▶ [Set task] Exactly as they appear, output all of the entries.
# Start of Source material
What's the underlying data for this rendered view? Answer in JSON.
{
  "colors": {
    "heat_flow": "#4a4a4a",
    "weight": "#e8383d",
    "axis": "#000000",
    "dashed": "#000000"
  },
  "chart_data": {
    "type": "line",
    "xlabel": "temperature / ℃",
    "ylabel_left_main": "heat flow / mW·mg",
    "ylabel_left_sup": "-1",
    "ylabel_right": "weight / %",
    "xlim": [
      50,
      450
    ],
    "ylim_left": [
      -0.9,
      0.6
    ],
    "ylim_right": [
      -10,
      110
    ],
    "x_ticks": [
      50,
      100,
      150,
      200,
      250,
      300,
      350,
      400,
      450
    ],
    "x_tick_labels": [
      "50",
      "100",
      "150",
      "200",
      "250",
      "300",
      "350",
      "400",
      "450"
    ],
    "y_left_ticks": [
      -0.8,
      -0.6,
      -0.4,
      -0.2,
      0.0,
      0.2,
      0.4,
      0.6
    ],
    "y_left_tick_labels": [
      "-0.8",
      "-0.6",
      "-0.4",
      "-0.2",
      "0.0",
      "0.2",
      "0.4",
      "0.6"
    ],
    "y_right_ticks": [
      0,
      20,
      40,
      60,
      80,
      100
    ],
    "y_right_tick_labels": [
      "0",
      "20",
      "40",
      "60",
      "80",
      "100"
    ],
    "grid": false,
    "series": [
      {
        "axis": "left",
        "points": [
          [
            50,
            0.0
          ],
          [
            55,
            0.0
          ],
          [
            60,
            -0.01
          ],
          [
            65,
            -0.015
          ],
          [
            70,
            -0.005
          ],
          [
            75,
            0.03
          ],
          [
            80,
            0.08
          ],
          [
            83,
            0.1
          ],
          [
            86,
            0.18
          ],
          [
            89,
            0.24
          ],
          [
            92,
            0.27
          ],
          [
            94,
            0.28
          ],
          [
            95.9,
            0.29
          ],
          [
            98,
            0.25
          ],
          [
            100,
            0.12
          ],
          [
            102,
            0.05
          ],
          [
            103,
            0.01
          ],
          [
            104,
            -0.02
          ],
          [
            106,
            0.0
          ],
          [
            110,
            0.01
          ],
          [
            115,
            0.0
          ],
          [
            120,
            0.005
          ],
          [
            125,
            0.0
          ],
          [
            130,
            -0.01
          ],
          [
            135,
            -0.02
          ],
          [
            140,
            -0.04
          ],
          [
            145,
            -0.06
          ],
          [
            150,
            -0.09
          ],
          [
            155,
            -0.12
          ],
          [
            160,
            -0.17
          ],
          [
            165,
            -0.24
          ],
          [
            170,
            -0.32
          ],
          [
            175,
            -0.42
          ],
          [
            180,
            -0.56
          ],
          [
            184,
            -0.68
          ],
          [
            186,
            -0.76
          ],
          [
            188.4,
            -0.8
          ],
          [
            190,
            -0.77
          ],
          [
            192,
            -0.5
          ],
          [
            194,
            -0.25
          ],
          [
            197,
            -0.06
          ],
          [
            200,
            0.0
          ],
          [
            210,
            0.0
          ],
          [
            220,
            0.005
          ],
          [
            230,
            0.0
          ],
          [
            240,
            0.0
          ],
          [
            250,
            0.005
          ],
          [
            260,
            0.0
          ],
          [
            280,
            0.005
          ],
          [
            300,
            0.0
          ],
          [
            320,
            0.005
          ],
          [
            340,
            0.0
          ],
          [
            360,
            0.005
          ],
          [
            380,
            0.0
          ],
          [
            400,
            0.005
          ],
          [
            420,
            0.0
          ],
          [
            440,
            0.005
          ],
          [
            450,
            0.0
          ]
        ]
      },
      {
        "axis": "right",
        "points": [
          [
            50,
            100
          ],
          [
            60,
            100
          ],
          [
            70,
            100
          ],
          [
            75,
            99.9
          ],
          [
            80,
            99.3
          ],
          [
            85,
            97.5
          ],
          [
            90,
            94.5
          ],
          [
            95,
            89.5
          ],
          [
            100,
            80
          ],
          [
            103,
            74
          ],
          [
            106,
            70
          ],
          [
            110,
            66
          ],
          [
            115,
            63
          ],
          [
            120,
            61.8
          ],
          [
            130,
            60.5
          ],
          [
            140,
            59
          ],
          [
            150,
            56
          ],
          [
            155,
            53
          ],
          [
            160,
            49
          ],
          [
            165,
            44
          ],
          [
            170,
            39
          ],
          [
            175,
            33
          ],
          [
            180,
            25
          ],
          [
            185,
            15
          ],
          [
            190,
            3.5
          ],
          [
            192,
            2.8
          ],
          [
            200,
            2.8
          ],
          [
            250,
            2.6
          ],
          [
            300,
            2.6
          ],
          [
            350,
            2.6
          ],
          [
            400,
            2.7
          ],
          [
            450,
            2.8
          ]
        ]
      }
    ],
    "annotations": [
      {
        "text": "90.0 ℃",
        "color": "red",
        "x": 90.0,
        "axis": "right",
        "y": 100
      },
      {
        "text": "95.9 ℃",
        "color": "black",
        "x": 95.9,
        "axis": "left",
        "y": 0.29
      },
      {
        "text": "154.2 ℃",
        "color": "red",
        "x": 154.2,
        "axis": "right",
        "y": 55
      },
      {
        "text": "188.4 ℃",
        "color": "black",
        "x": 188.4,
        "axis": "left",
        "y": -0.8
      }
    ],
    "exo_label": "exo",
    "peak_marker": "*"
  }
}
# End of Source material
▶ [Full answer]
What's the underlying data for this rendered view? Answer in JSON.
{
  "colors": {
    "heat_flow": "#4a4a4a",
    "weight": "#e8383d",
    "axis": "#000000",
    "dashed": "#000000"
  },
  "chart_data": {
    "type": "line",
    "xlabel": "temperature / ℃",
    "ylabel_left_main": "heat flow / mW·mg",
    "ylabel_left_sup": "-1",
    "ylabel_right": "weight / %",
    "xlim": [
      50,
      450
    ],
    "ylim_left": [
      -0.9,
      0.6
    ],
    "ylim_right": [
      -10,
      110
    ],
    "x_ticks": [
      50,
      100,
      150,
      200,
      250,
      300,
      350,
      400,
      450
    ],
    "x_tick_labels": [
      "50",
      "100",
      "150",
      "200",
      "250",
      "300",
      "350",
      "400",
      "450"
    ],
    "y_left_ticks": [
      -0.8,
      -0.6,
      -0.4,
      -0.2,
      0.0,
      0.2,
      0.4,
      0.6
    ],
    "y_left_tick_labels": [
      "-0.8",
      "-0.6",
      "-0.4",
      "-0.2",
      "0.0",
      "0.2",
      "0.4",
      "0.6"
    ],
    "y_right_ticks": [
      0,
      20,
      40,
      60,
      80,
      100
    ],
    "y_right_tick_labels": [
      "0",
      "20",
      "40",
      "60",
      "80",
      "100"
    ],
    "grid": false,
    "series": [
      {
        "axis": "left",
        "points": [
          [
            50,
            0.0
          ],
          [
            55,
            0.0
          ],
          [
            60,
            -0.01
          ],
          [
            65,
            -0.015
          ],
          [
            70,
            -0.005
          ],
          [
            75,
            0.03
          ],
          [
            80,
            0.08
          ],
          [
            83,
            0.1
          ],
          [
            86,
            0.18
          ],
          [
            89,
            0.24
          ],
          [
            92,
            0.27
          ],
          [
            94,
            0.28
          ],
          [
            95.9,
            0.29
          ],
          [
            98,
            0.25
          ],
          [
            100,
            0.12
          ],
          [
            102,
            0.05
          ],
          [
            103,
            0.01
          ],
          [
            104,
            -0.02
          ],
          [
            106,
            0.0
          ],
          [
            110,
            0.01
          ],
          [
            115,
            0.0
          ],
          [
            120,
            0.005
          ],
          [
            125,
            0.0
          ],
          [
            130,
            -0.01
          ],
          [
            135,
            -0.02
          ],
          [
            140,
            -0.04
          ],
          [
            145,
            -0.06
          ],
          [
            150,
            -0.09
          ],
          [
            155,
            -0.12
          ],
          [
            160,
            -0.17
          ],
          [
            165,
            -0.24
          ],
          [
            170,
            -0.32
          ],
          [
            175,
            -0.42
          ],
          [
            180,
            -0.56
          ],
          [
            184,
            -0.68
          ],
          [
            186,
            -0.76
          ],
          [
            188.4,
            -0.8
          ],
          [
            190,
            -0.77
          ],
          [
            192,
            -0.5
          ],
          [
            194,
            -0.25
          ],
          [
            197,
            -0.06
          ],
          [
            200,
            0.0
          ],
          [
            210,
            0.0
          ],
          [
            220,
            0.005
          ],
          [
            230,
            0.0
          ],
          [
            240,
            0.0
          ],
          [
            250,
            0.005
          ],
          [
            260,
            0.0
          ],
          [
            280,
            0.005
          ],
          [
            300,
            0.0
          ],
          [
            320,
            0.005
          ],
          [
            340,
            0.0
          ],
          [
            360,
            0.005
          ],
          [
            380,
            0.0
          ],
          [
            400,
            0.005
          ],
          [
            420,
            0.0
          ],
          [
            440,
            0.005
          ],
          [
            450,
            0.0
          ]
        ]
      },
      {
        "axis": "right",
        "points": [
          [
            50,
            100
          ],
          [
            60,
            100
          ],
          [
            70,
            100
          ],
          [
            75,
            99.9
          ],
          [
            80,
            99.3
          ],
          [
            85,
            97.5
          ],
          [
            90,
            94.5
          ],
          [
            95,
            89.5
          ],
          [
            100,
            80
          ],
          [
            103,
            74
          ],
          [
            106,
            70
          ],
          [
            110,
            66
          ],
          [
            115,
            63
          ],
          [
            120,
            61.8
          ],
          [
            130,
            60.5
          ],
          [
            140,
            59
          ],
          [
            150,
            56
          ],
          [
            155,
            53
          ],
          [
            160,
            49
          ],
          [
            165,
            44
          ],
          [
            170,
            39
          ],
          [
            175,
            33
          ],
          [
            180,
            25
          ],
          [
            185,
            15
          ],
          [
            190,
            3.5
          ],
          [
            192,
            2.8
          ],
          [
            200,
            2.8
          ],
          [
            250,
            2.6
          ],
          [
            300,
            2.6
          ],
          [
            350,
            2.6
          ],
          [
            400,
            2.7
          ],
          [
            450,
            2.8
          ]
        ]
      }
    ],
    "annotations": [
      {
        "text": "90.0 ℃",
        "color": "red",
        "x": 90.0,
        "axis": "right",
        "y": 100
      },
      {
        "text": "95.9 ℃",
        "color": "black",
        "x": 95.9,
        "axis": "left",
        "y": 0.29
      },
      {
        "text": "154.2 ℃",
        "color": "red",
        "x": 154.2,
        "axis": "right",
        "y": 55
      },
      {
        "text": "188.4 ℃",
        "color": "black",
        "x": 188.4,
        "axis": "left",
        "y": -0.8
      }
    ],
    "exo_label": "exo",
    "peak_marker": "*"
  }
}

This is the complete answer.